● **What you need to do**: Find and copy lines holding "files".

● **Task inputs**:
□ □ □ □ □

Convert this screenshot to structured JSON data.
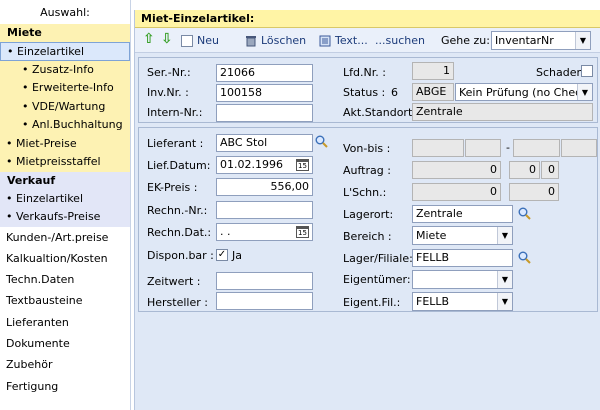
{
  "sidebar": {
    "title": "Auswahl:",
    "miete_label": "Miete",
    "miete_items": [
      "• Einzelartikel",
      "• Zusatz-Info",
      "• Erweiterte-Info",
      "• VDE/Wartung",
      "• Anl.Buchhaltung",
      "• Miet-Preise",
      "• Mietpreisstaffel"
    ],
    "verkauf_label": "Verkauf",
    "verkauf_items": [
      "• Einzelartikel",
      "• Verkaufs-Preise"
    ],
    "plain_items": [
      "Kunden-/Art.preise",
      "Kalkualtion/Kosten",
      "Techn.Daten",
      "Textbausteine",
      "Lieferanten",
      "Dokumente",
      "Zubehör",
      "Fertigung"
    ]
  },
  "main": {
    "title": "Miet-Einzelartikel:"
  },
  "toolbar": {
    "neu": "Neu",
    "loeschen": "Löschen",
    "text": "Text...",
    "suchen": "...suchen",
    "gehe_zu": "Gehe zu:",
    "gehe_zu_value": "InventarNr"
  },
  "top": {
    "sernr_label": "Ser.-Nr.:",
    "sernr": "21066",
    "invnr_label": "Inv.Nr. :",
    "invnr": "100158",
    "internnr_label": "Intern-Nr.:",
    "internnr": "",
    "lfdnr_label": "Lfd.Nr. :",
    "lfdnr": "1",
    "schaden_label": "Schaden",
    "status_label": "Status :",
    "status_num": "6",
    "status_code": "ABGE",
    "status_text": "Kein Prüfung (no Check)",
    "standort_label": "Akt.Standort :",
    "standort": "Zentrale"
  },
  "detail": {
    "lieferant_label": "Lieferant :",
    "lieferant": "ABC Stol",
    "liefdatum_label": "Lief.Datum:",
    "liefdatum": "01.02.1996",
    "ekpreis_label": "EK-Preis :",
    "ekpreis": "556,00",
    "rechnnr_label": "Rechn.-Nr.:",
    "rechnnr": "",
    "rechndat_label": "Rechn.Dat.:",
    "rechndat": " .  .",
    "dispon_label": "Dispon.bar :",
    "dispon_value": "Ja",
    "zeitwert_label": "Zeitwert :",
    "zeitwert": "",
    "hersteller_label": "Hersteller :",
    "hersteller": "",
    "vonbis_label": "Von-bis :",
    "vonbis_sep": "-",
    "auftrag_label": "Auftrag :",
    "auftrag_a": "0",
    "auftrag_b": "0",
    "auftrag_c": "0",
    "lschn_label": "L'Schn.:",
    "lschn_a": "0",
    "lschn_b": "0",
    "lagerort_label": "Lagerort:",
    "lagerort": "Zentrale",
    "bereich_label": "Bereich :",
    "bereich": "Miete",
    "lagerfiliale_label": "Lager/Filiale:",
    "lagerfiliale": "FELLB",
    "eigentuemer_label": "Eigentümer:",
    "eigentuemer": "",
    "eigentfil_label": "Eigent.Fil.:",
    "eigentfil": "FELLB"
  },
  "colors": {
    "titlebar": "#fff4a5",
    "miete_bg": "#fdf2b3",
    "verkauf_bg": "#e2e6f7",
    "panel": "#dfe8f6"
  }
}
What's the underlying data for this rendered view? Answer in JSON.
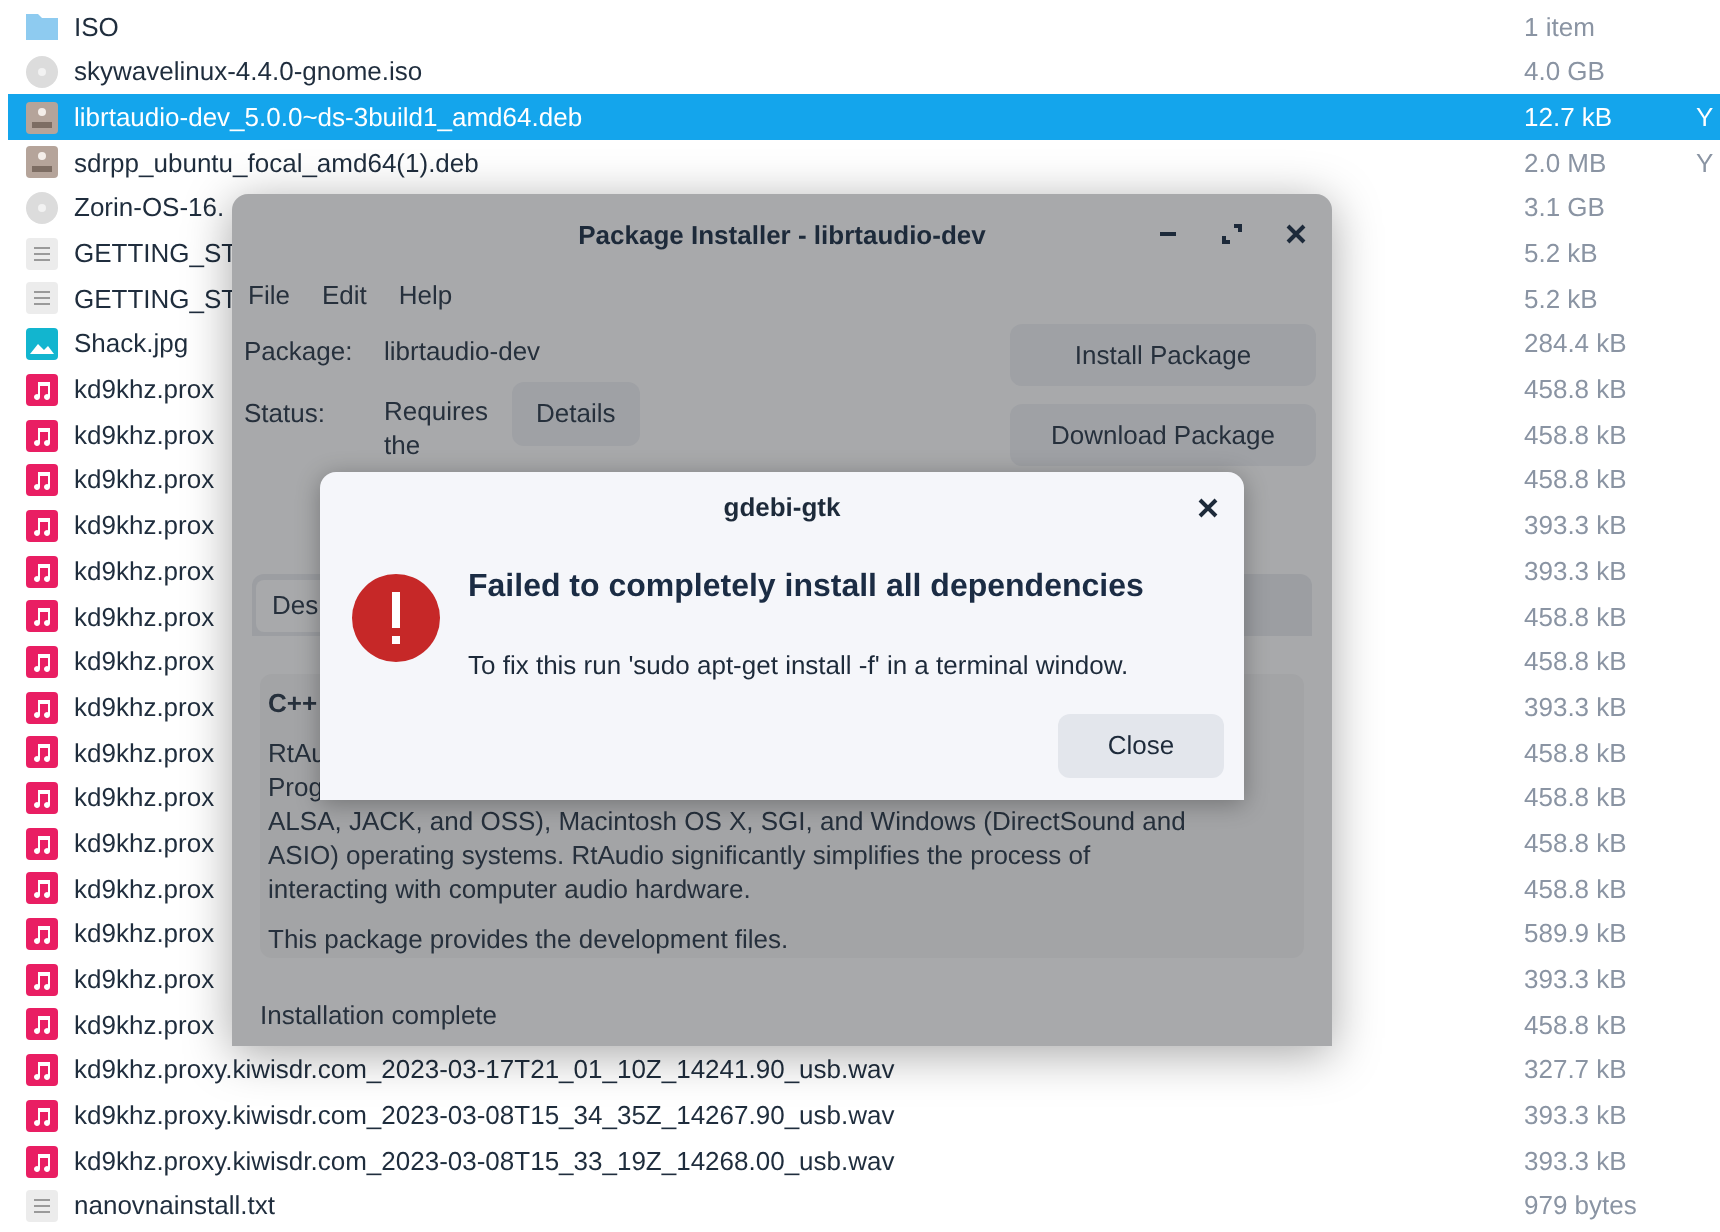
{
  "files": [
    {
      "kind": "folder",
      "name": "ISO",
      "size": "1 item",
      "selected": false
    },
    {
      "kind": "disc",
      "name": "skywavelinux-4.4.0-gnome.iso",
      "size": "4.0 GB",
      "selected": false
    },
    {
      "kind": "deb",
      "name": "librtaudio-dev_5.0.0~ds-3build1_amd64.deb",
      "size": "12.7 kB",
      "column_3": "Y",
      "selected": true
    },
    {
      "kind": "deb",
      "name": "sdrpp_ubuntu_focal_amd64(1).deb",
      "size": "2.0 MB",
      "column_3": "Y",
      "selected": false
    },
    {
      "kind": "disc",
      "name": "Zorin-OS-16.",
      "size": "3.1 GB",
      "selected": false
    },
    {
      "kind": "text",
      "name": "GETTING_ST",
      "size": "5.2 kB",
      "selected": false
    },
    {
      "kind": "text",
      "name": "GETTING_ST",
      "size": "5.2 kB",
      "selected": false
    },
    {
      "kind": "image",
      "name": "Shack.jpg",
      "size": "284.4 kB",
      "selected": false
    },
    {
      "kind": "audio",
      "name": "kd9khz.prox",
      "size": "458.8 kB",
      "selected": false
    },
    {
      "kind": "audio",
      "name": "kd9khz.prox",
      "size": "458.8 kB",
      "selected": false
    },
    {
      "kind": "audio",
      "name": "kd9khz.prox",
      "size": "458.8 kB",
      "selected": false
    },
    {
      "kind": "audio",
      "name": "kd9khz.prox",
      "size": "393.3 kB",
      "selected": false
    },
    {
      "kind": "audio",
      "name": "kd9khz.prox",
      "size": "393.3 kB",
      "selected": false
    },
    {
      "kind": "audio",
      "name": "kd9khz.prox",
      "size": "458.8 kB",
      "selected": false
    },
    {
      "kind": "audio",
      "name": "kd9khz.prox",
      "size": "458.8 kB",
      "selected": false
    },
    {
      "kind": "audio",
      "name": "kd9khz.prox",
      "size": "393.3 kB",
      "selected": false
    },
    {
      "kind": "audio",
      "name": "kd9khz.prox",
      "size": "458.8 kB",
      "selected": false
    },
    {
      "kind": "audio",
      "name": "kd9khz.prox",
      "size": "458.8 kB",
      "selected": false
    },
    {
      "kind": "audio",
      "name": "kd9khz.prox",
      "size": "458.8 kB",
      "selected": false
    },
    {
      "kind": "audio",
      "name": "kd9khz.prox",
      "size": "458.8 kB",
      "selected": false
    },
    {
      "kind": "audio",
      "name": "kd9khz.prox",
      "size": "589.9 kB",
      "selected": false
    },
    {
      "kind": "audio",
      "name": "kd9khz.prox",
      "size": "393.3 kB",
      "selected": false
    },
    {
      "kind": "audio",
      "name": "kd9khz.prox",
      "size": "458.8 kB",
      "selected": false
    },
    {
      "kind": "audio",
      "name": "kd9khz.proxy.kiwisdr.com_2023-03-17T21_01_10Z_14241.90_usb.wav",
      "size": "327.7 kB",
      "selected": false
    },
    {
      "kind": "audio",
      "name": "kd9khz.proxy.kiwisdr.com_2023-03-08T15_34_35Z_14267.90_usb.wav",
      "size": "393.3 kB",
      "selected": false
    },
    {
      "kind": "audio",
      "name": "kd9khz.proxy.kiwisdr.com_2023-03-08T15_33_19Z_14268.00_usb.wav",
      "size": "393.3 kB",
      "selected": false
    },
    {
      "kind": "text",
      "name": "nanovnainstall.txt",
      "size": "979 bytes",
      "selected": false
    }
  ],
  "installer": {
    "title": "Package Installer - librtaudio-dev",
    "menu": [
      "File",
      "Edit",
      "Help"
    ],
    "package_label": "Package:",
    "package_value": "librtaudio-dev",
    "status_label": "Status:",
    "status_lines": [
      "Requires",
      "the"
    ],
    "details_button": "Details",
    "buttons": [
      "Install Package",
      "Download Package"
    ],
    "tab": "Des",
    "description": {
      "heading": "C++",
      "cut_lines": [
        "RtAu",
        "Prog"
      ],
      "lines": [
        "ALSA, JACK, and OSS), Macintosh OS X, SGI, and Windows (DirectSound and",
        "ASIO) operating systems. RtAudio significantly simplifies the process of",
        "interacting with computer audio hardware."
      ],
      "note": "This package provides the development files."
    },
    "status_bar": "Installation complete"
  },
  "dialog": {
    "title": "gdebi-gtk",
    "heading": "Failed to completely install all dependencies",
    "message": "To fix this run 'sudo apt-get install -f' in a terminal window.",
    "button": "Close"
  }
}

□ □ □ □ □

● **Solution for this exercise**:
  "files": [
      "note": "This package provides the development files."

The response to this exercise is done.